The request => Determine the number of lines in the listing below where the string "CONTOURS" occurs; answer with the number alone.

-------- Dataset

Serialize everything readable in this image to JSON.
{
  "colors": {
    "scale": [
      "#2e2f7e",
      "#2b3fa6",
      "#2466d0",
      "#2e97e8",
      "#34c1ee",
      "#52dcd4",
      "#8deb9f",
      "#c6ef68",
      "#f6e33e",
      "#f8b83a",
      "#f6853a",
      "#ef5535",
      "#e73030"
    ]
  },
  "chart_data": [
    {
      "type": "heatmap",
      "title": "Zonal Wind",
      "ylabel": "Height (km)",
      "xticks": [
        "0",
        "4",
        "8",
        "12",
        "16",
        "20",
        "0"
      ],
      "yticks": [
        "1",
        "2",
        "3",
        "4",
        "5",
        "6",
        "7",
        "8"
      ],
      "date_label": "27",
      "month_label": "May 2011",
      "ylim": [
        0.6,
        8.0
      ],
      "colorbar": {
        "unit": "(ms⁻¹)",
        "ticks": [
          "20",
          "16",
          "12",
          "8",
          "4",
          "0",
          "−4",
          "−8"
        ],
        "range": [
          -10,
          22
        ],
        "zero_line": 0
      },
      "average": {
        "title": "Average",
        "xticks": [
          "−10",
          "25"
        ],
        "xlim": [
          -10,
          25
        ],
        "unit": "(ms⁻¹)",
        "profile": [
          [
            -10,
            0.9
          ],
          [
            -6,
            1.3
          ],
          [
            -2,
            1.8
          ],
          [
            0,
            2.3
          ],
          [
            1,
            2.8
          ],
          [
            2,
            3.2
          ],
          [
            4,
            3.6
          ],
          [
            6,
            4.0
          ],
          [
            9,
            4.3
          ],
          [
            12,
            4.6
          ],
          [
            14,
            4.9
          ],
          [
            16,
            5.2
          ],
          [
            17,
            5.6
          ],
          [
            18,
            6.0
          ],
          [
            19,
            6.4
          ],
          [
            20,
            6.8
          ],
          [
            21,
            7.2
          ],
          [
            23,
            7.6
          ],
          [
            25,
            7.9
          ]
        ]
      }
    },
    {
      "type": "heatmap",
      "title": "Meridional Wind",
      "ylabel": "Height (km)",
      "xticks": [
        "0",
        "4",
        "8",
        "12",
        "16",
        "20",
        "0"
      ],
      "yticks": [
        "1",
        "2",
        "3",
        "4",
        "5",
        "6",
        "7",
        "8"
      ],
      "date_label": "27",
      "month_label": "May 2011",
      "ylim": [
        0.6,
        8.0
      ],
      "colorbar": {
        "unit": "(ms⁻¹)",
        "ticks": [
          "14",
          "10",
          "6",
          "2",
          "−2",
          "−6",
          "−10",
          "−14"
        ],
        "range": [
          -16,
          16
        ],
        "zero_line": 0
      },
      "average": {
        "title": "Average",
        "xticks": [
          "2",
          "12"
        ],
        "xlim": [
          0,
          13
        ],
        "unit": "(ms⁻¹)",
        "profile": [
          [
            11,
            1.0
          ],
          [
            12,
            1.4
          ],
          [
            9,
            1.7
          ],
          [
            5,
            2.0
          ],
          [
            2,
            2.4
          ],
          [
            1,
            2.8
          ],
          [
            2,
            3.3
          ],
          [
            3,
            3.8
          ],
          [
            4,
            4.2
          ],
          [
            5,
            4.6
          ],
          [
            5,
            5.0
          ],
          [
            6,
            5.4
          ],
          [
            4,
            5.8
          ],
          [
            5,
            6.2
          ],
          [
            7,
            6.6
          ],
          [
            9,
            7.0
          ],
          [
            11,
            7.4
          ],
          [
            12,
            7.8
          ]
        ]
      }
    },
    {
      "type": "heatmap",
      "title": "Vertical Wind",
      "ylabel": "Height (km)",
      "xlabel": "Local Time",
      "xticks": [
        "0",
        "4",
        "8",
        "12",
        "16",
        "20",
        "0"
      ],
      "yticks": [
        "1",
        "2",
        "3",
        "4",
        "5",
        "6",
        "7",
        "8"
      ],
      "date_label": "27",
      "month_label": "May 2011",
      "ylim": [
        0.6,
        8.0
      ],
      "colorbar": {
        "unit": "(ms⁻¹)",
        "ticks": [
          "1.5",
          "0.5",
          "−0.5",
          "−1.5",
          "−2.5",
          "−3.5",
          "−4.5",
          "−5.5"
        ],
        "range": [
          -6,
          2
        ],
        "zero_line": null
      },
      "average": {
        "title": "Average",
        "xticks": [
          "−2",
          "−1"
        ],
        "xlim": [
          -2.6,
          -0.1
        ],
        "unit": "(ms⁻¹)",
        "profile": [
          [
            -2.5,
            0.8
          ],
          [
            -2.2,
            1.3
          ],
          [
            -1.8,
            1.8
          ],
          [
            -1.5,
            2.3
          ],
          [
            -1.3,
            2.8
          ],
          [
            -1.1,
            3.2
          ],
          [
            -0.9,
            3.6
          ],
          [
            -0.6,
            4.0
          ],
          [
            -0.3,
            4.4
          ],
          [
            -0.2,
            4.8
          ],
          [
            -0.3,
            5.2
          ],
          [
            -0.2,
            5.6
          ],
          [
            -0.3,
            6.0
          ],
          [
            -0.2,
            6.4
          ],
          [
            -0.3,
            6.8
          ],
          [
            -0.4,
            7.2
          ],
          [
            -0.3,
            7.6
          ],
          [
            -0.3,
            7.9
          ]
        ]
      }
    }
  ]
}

----------------
-------- Dataset

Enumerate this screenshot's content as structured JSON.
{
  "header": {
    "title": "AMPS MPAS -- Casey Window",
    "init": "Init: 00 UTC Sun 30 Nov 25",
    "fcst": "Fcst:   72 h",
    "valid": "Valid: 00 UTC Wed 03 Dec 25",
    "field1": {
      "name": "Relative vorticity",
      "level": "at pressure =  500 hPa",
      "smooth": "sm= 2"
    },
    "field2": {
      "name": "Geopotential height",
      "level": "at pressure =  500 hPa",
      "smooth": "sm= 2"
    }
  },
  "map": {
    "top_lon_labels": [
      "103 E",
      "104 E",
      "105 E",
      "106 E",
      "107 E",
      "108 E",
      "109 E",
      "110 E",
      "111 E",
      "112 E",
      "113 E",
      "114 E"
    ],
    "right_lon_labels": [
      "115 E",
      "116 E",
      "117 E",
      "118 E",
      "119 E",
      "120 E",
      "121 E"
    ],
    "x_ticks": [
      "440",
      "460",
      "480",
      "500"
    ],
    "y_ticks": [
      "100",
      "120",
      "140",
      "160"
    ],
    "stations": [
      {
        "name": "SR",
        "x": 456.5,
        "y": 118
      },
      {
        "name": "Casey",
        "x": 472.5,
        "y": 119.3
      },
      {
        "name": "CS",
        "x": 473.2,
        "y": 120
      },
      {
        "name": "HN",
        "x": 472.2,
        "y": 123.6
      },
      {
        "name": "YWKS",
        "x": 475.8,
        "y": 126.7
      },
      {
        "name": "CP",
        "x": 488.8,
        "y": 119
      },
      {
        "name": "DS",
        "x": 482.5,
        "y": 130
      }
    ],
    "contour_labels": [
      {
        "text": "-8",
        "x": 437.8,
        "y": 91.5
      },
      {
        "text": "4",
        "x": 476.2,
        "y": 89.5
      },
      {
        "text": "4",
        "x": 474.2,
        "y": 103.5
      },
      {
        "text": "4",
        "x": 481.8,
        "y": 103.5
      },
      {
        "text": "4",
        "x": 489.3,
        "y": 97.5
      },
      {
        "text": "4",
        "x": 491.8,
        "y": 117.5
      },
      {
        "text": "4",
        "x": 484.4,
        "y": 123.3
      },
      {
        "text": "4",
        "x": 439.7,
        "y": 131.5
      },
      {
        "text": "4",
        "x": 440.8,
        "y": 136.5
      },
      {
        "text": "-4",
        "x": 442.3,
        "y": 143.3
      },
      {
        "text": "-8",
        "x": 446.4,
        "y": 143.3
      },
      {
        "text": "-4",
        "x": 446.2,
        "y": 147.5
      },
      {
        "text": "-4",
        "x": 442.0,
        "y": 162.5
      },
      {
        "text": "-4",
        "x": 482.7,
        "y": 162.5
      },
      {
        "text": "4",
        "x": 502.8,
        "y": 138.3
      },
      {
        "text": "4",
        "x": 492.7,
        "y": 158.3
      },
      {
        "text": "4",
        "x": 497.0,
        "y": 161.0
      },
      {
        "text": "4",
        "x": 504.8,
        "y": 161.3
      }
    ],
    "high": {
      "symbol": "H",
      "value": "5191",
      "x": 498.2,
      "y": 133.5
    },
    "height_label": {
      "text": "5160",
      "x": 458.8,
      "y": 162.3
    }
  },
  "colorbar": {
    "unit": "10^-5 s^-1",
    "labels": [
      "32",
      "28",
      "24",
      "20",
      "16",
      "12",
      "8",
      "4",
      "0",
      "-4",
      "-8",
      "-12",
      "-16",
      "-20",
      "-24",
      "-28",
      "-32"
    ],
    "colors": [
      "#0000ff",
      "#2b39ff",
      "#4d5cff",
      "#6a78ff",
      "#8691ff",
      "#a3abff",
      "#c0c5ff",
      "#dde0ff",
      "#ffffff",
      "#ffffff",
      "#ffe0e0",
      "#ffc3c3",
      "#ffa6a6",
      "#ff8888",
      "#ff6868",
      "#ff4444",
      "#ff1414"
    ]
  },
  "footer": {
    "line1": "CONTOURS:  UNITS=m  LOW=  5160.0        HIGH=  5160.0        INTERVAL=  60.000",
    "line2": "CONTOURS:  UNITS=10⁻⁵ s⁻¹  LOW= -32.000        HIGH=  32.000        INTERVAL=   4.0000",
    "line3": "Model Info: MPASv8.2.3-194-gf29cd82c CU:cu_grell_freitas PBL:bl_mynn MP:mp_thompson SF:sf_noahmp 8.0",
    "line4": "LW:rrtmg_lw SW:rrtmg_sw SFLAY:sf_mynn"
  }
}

----------------

Response below => 2